[Extracted data entries]
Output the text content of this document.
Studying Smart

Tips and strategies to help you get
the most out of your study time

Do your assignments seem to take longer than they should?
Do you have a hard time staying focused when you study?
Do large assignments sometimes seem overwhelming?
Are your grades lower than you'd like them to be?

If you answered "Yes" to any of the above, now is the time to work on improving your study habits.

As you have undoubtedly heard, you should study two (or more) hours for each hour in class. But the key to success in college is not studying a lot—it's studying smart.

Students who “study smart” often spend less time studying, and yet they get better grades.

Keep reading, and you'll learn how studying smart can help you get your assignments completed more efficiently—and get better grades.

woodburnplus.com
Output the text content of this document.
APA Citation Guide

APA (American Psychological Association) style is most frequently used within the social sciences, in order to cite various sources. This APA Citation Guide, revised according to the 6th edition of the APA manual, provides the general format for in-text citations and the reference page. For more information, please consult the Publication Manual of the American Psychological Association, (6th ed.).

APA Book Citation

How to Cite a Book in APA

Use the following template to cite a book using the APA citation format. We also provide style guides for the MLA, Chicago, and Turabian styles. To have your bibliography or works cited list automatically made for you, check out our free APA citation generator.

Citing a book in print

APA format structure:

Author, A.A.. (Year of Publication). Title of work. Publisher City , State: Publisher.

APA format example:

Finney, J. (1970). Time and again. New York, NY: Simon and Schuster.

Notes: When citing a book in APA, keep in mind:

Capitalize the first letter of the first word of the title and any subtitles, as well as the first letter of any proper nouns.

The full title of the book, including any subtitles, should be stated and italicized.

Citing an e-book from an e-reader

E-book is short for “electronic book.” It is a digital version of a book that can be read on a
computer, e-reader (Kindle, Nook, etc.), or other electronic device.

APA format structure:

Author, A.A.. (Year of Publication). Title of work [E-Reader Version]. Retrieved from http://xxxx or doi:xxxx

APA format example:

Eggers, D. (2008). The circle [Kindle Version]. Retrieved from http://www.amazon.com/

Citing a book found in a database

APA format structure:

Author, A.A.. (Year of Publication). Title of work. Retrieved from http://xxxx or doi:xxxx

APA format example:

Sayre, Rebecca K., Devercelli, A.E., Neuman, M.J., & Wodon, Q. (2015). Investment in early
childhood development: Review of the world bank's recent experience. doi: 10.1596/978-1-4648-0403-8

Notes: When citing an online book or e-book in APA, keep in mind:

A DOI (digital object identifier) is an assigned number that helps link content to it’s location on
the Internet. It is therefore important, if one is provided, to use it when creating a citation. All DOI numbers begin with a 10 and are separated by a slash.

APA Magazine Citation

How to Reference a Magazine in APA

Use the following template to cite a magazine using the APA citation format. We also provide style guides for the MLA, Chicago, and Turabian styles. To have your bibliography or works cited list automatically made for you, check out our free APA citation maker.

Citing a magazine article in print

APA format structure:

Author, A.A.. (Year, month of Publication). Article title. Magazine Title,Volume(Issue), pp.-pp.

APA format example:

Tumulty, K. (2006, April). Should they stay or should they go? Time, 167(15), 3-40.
---
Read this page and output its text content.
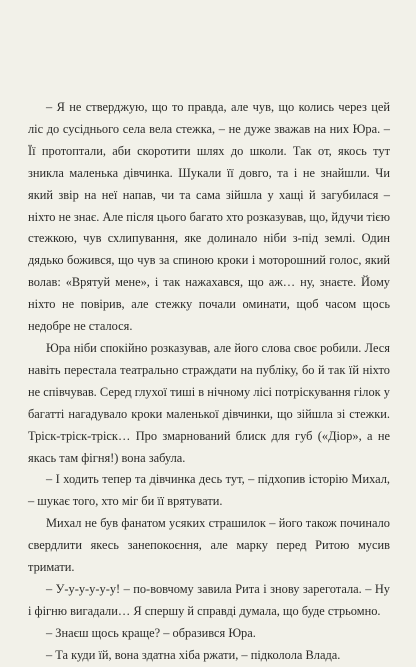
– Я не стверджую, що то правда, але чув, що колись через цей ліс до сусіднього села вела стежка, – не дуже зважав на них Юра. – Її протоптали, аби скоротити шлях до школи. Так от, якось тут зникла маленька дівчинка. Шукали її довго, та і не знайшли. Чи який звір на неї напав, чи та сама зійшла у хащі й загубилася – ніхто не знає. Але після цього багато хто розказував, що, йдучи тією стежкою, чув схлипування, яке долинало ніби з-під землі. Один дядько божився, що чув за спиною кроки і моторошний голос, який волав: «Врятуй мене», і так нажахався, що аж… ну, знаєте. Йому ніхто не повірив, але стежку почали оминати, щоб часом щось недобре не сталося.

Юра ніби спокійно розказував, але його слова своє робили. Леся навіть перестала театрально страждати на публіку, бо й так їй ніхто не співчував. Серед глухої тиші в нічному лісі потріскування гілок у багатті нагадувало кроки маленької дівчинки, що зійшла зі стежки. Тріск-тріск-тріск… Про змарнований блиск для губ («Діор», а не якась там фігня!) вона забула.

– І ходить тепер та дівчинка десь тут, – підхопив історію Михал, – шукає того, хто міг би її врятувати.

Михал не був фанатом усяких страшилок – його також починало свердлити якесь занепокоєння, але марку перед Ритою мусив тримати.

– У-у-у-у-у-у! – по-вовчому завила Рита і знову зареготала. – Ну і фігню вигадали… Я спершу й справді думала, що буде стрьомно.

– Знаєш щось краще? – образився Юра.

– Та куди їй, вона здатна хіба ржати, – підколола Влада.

_Your instructions_. Count how many lines of the material hold the string "from". Give the number and nothing more.

_Answer to this exercise_. 4